* Supplied passage:
= = = = = = =
This NYFW, Public School put on an exciting, authentic show. The youngish design duo, newly liberated from NYC behemoth DKNY, returned to the designing aesthetic that first brought them together, namely tailored street style with a classical nod. At DKNY, the duo were rumored not to have had much success, after barely two years at the brand. Yet they are clearly talented designers with a strong vision, what they really needed at the big house was time. Being young and new at an old fashion house is not necessarily an ingredient for success.

Sebastian Manes, Buying and Merchandising director at British luxury department store, Selfridges told Observer.com that while newness is great, brands can’t rely on it for driving global sales long-term , “The most successful designers – established or establishing – have a strong point of view – one that’s developed over time and with integrity. All designers need time to develop their codes and brand vision.”

Fashion’s infamous love affair with youth has been the standard on the runways. Now, something similar is brewing in the front rows with equally young buyers, bloggers, executives, and creative directors in attendance. It can be argued that fashion is just trying to keep a foot in with the Instagram generation.

“We are living in a digital-punk age that has disrupted the traditional fashion system,” says Tory Turk, London-based Independent exhibition curator and Creative Lead at The Hyman Archive, the world’s largest collection of magazines. “Young people were raised speaking this language. The digital revolution has had a huge impact on the way the fashion system works, millennials understand the new methods of communication in a way that the older generation cannot.”

Raf Simons, Gosha Rubchinskiy and Hedi Slimane are designers who have encouraged the cult of youth, accentuating the rebellious, sexy and fun elements of youth culture in their designs. Slimane, for example, completely transformed Yves Saint Laurent with his youth aesthetic but this was a measured move from a culturally educated creator. A different process to simply hiring in a much younger designer and hoping they would bring the brand forwards.

For Saint Laurent the strategy generated good returns, but other high-end labels are struggling behind the scenes. Sales figures are notoriously difficult to tease out but empty boutiques, massive brand markdowns of entire collections in department stores or e-commerce sites are telling the true story. Fashion’s unending need for new ideas to appeal to the young has turned off traditional and loyal clients at established brands without replacing their cash. Constant hiring and firing leads to creative burnout within teams at design houses, who cannot always keep up with the dramatic changes each creative director brings.
= = = = = = =
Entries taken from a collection

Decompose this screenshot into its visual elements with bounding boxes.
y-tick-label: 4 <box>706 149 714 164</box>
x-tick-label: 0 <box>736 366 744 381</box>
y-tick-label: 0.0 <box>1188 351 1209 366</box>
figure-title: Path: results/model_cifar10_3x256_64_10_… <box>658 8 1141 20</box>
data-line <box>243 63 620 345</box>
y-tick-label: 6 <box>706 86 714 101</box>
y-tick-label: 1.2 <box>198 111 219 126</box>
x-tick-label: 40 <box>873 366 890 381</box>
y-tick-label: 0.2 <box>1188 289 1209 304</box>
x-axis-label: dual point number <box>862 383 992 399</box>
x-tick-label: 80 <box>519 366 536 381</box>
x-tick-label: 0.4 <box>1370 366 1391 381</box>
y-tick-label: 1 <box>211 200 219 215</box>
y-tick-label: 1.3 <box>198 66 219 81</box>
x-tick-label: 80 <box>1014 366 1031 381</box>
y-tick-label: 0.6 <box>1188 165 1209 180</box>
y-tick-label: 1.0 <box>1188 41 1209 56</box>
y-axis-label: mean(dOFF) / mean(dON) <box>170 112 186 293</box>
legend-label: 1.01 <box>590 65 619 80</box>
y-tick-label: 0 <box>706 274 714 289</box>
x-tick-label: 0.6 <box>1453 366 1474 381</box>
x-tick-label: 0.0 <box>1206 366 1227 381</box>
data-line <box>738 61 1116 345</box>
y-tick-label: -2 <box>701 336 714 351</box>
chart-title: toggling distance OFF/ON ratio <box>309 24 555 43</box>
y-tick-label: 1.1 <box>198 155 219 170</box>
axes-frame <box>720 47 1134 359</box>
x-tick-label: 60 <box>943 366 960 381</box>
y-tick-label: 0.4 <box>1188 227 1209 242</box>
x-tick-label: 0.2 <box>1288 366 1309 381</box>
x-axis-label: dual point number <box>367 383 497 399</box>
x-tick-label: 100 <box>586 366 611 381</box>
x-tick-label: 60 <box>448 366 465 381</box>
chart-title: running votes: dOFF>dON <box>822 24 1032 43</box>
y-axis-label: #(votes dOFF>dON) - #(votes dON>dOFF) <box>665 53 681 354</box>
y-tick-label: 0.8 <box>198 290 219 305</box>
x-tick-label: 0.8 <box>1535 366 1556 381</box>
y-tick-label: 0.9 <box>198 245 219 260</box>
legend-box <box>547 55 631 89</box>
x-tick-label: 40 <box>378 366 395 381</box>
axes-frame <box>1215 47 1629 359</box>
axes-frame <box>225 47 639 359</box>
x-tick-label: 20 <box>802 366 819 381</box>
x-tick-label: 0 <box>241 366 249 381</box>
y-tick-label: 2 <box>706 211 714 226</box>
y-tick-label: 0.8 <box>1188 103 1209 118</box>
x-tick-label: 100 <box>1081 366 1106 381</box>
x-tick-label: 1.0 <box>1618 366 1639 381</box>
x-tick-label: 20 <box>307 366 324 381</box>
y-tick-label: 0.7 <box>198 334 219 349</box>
= = = = = = =
* Directions:
#1 Which designers does the fashion article name as having encouraged the cult of youth?
#2 Please copy the fashion article word for word from "Sebastian Manes, Buying" to "the Instagram generation.".
The listing is separate material and has no connection to the fashion article.

* Answers to the exercise:
#1 Raf Simons, Gosha Rubchinskiy, Hedi Slimane

#2
Sebastian Manes, Buying and Merchandising director at British luxury department store, Selfridges told Observer.com that while newness is great, brands can’t rely on it for driving global sales long-term , “The most successful designers – established or establishing – have a strong point of view – one that’s developed over time and with integrity. All designers need time to develop their codes and brand vision.”

Fashion’s infamous love affair with youth has been the standard on the runways. Now, something similar is brewing in the front rows with equally young buyers, bloggers, executives, and creative directors in attendance. It can be argued that fashion is just trying to keep a foot in with the Instagram generation.